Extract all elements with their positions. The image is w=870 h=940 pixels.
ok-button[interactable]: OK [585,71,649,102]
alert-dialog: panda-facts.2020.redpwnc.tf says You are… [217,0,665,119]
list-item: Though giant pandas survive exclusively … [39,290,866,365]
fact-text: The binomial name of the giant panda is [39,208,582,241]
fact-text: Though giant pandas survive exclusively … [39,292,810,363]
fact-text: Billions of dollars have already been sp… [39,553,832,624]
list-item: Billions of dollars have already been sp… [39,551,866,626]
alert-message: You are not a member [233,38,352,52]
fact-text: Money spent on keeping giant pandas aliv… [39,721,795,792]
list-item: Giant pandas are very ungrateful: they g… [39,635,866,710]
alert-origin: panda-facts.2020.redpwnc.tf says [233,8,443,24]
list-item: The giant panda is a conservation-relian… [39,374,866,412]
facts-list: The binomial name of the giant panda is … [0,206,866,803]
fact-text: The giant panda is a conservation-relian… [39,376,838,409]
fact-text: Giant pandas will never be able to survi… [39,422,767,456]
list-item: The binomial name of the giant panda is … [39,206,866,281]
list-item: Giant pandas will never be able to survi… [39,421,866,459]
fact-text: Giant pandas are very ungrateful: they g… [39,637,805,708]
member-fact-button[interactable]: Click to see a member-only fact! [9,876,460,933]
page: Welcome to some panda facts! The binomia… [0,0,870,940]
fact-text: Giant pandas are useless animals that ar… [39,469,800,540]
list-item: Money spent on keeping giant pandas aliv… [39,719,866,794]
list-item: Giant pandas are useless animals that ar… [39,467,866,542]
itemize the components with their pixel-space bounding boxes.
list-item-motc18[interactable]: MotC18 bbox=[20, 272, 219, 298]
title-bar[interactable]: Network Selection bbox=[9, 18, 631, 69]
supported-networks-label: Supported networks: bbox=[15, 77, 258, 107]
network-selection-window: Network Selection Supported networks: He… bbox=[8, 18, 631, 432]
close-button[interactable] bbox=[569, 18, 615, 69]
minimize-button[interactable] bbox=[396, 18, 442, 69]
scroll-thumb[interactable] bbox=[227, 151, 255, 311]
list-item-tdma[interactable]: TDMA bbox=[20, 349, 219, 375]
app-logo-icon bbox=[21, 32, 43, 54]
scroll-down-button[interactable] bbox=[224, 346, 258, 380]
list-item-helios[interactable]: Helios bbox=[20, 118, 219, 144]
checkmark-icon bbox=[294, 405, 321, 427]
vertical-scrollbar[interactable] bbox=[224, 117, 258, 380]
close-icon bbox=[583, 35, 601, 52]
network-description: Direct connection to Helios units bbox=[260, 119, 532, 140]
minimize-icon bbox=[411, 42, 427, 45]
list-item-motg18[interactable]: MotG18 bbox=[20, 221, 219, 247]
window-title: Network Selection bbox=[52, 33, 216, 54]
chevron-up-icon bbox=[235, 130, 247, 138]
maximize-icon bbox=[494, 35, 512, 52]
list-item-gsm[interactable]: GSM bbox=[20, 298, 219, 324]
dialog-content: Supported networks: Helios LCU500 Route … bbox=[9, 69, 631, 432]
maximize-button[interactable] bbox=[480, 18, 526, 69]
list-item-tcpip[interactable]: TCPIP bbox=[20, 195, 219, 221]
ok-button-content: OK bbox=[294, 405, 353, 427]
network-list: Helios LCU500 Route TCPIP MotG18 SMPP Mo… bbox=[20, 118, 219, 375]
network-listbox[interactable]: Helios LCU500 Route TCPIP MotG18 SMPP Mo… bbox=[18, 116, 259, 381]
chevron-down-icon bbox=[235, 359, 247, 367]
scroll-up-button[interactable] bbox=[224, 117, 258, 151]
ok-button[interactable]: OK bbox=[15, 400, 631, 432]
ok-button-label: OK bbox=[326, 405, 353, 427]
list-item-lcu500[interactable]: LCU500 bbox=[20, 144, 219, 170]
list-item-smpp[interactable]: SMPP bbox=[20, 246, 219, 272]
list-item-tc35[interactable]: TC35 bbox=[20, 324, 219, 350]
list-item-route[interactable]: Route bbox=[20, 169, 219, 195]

§ Stated exercise
Replace "fact-text" with "fact-line" in the data from its first line through the line containing "fact-text: Billions of", and write out those lines again with everything else unchanged.

§ Right answer
Extract all elements with their positions. The image is w=870 h=940 pixels.
ok-button[interactable]: OK [585,71,649,102]
alert-dialog: panda-facts.2020.redpwnc.tf says You are… [217,0,665,119]
list-item: Though giant pandas survive exclusively … [39,290,866,365]
fact-line: The binomial name of the giant panda is [39,208,582,241]
fact-line: Though giant pandas survive exclusively … [39,292,810,363]
fact-line: Billions of dollars have already been sp… [39,553,832,624]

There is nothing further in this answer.